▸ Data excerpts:

►

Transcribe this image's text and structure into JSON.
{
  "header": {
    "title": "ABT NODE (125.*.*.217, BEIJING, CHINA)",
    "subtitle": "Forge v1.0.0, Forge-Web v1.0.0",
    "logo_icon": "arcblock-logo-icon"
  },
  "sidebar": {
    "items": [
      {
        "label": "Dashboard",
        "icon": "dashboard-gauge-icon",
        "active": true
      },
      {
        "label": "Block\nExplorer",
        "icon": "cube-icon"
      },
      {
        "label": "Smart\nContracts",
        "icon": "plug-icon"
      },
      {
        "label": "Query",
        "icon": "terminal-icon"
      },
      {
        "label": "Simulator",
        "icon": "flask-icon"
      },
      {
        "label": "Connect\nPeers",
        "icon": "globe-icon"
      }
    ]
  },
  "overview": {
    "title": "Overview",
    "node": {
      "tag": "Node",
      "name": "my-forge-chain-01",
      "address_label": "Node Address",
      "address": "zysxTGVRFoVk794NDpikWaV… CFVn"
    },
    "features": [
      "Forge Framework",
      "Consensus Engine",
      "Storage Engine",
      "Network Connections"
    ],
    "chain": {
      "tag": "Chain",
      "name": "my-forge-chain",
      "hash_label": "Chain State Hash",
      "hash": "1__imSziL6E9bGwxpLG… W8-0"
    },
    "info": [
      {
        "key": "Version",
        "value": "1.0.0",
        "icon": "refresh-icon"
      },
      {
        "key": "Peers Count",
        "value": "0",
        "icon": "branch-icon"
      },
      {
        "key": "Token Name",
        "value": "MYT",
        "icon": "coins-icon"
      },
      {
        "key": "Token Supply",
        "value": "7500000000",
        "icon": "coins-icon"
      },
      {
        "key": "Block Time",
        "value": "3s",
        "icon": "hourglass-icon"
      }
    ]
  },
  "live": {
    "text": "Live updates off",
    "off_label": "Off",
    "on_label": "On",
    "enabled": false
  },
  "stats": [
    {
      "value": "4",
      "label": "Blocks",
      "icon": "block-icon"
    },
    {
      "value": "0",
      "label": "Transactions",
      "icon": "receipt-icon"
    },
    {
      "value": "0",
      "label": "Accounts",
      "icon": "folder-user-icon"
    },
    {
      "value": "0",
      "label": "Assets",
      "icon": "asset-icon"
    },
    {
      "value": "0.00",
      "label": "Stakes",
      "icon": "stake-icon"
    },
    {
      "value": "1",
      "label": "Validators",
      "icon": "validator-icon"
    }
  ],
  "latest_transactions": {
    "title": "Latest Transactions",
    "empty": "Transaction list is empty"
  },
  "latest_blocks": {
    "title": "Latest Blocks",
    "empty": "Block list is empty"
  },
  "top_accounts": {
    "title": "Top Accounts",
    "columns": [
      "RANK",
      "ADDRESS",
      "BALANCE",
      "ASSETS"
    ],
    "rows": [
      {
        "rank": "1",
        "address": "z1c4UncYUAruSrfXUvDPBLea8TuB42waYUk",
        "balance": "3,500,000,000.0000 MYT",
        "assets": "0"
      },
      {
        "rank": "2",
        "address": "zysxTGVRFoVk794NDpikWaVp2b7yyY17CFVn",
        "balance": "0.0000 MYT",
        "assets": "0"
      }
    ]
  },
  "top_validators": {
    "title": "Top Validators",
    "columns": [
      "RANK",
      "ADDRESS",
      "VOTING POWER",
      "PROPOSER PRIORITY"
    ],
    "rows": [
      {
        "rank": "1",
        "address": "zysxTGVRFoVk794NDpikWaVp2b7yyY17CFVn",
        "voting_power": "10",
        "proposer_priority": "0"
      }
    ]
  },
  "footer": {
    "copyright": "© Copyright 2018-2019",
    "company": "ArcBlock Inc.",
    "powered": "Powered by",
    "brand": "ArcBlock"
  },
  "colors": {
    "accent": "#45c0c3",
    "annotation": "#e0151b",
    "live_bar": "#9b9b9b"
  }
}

◄

▸ Problem:
Return all the data above once more, precisely as given.

▸ Written solution:
Transcribe this image's text and structure into JSON.
{
  "header": {
    "title": "ABT NODE (125.*.*.217, BEIJING, CHINA)",
    "subtitle": "Forge v1.0.0, Forge-Web v1.0.0",
    "logo_icon": "arcblock-logo-icon"
  },
  "sidebar": {
    "items": [
      {
        "label": "Dashboard",
        "icon": "dashboard-gauge-icon",
        "active": true
      },
      {
        "label": "Block\nExplorer",
        "icon": "cube-icon"
      },
      {
        "label": "Smart\nContracts",
        "icon": "plug-icon"
      },
      {
        "label": "Query",
        "icon": "terminal-icon"
      },
      {
        "label": "Simulator",
        "icon": "flask-icon"
      },
      {
        "label": "Connect\nPeers",
        "icon": "globe-icon"
      }
    ]
  },
  "overview": {
    "title": "Overview",
    "node": {
      "tag": "Node",
      "name": "my-forge-chain-01",
      "address_label": "Node Address",
      "address": "zysxTGVRFoVk794NDpikWaV… CFVn"
    },
    "features": [
      "Forge Framework",
      "Consensus Engine",
      "Storage Engine",
      "Network Connections"
    ],
    "chain": {
      "tag": "Chain",
      "name": "my-forge-chain",
      "hash_label": "Chain State Hash",
      "hash": "1__imSziL6E9bGwxpLG… W8-0"
    },
    "info": [
      {
        "key": "Version",
        "value": "1.0.0",
        "icon": "refresh-icon"
      },
      {
        "key": "Peers Count",
        "value": "0",
        "icon": "branch-icon"
      },
      {
        "key": "Token Name",
        "value": "MYT",
        "icon": "coins-icon"
      },
      {
        "key": "Token Supply",
        "value": "7500000000",
        "icon": "coins-icon"
      },
      {
        "key": "Block Time",
        "value": "3s",
        "icon": "hourglass-icon"
      }
    ]
  },
  "live": {
    "text": "Live updates off",
    "off_label": "Off",
    "on_label": "On",
    "enabled": false
  },
  "stats": [
    {
      "value": "4",
      "label": "Blocks",
      "icon": "block-icon"
    },
    {
      "value": "0",
      "label": "Transactions",
      "icon": "receipt-icon"
    },
    {
      "value": "0",
      "label": "Accounts",
      "icon": "folder-user-icon"
    },
    {
      "value": "0",
      "label": "Assets",
      "icon": "asset-icon"
    },
    {
      "value": "0.00",
      "label": "Stakes",
      "icon": "stake-icon"
    },
    {
      "value": "1",
      "label": "Validators",
      "icon": "validator-icon"
    }
  ],
  "latest_transactions": {
    "title": "Latest Transactions",
    "empty": "Transaction list is empty"
  },
  "latest_blocks": {
    "title": "Latest Blocks",
    "empty": "Block list is empty"
  },
  "top_accounts": {
    "title": "Top Accounts",
    "columns": [
      "RANK",
      "ADDRESS",
      "BALANCE",
      "ASSETS"
    ],
    "rows": [
      {
        "rank": "1",
        "address": "z1c4UncYUAruSrfXUvDPBLea8TuB42waYUk",
        "balance": "3,500,000,000.0000 MYT",
        "assets": "0"
      },
      {
        "rank": "2",
        "address": "zysxTGVRFoVk794NDpikWaVp2b7yyY17CFVn",
        "balance": "0.0000 MYT",
        "assets": "0"
      }
    ]
  },
  "top_validators": {
    "title": "Top Validators",
    "columns": [
      "RANK",
      "ADDRESS",
      "VOTING POWER",
      "PROPOSER PRIORITY"
    ],
    "rows": [
      {
        "rank": "1",
        "address": "zysxTGVRFoVk794NDpikWaVp2b7yyY17CFVn",
        "voting_power": "10",
        "proposer_priority": "0"
      }
    ]
  },
  "footer": {
    "copyright": "© Copyright 2018-2019",
    "company": "ArcBlock Inc.",
    "powered": "Powered by",
    "brand": "ArcBlock"
  },
  "colors": {
    "accent": "#45c0c3",
    "annotation": "#e0151b",
    "live_bar": "#9b9b9b"
  }
}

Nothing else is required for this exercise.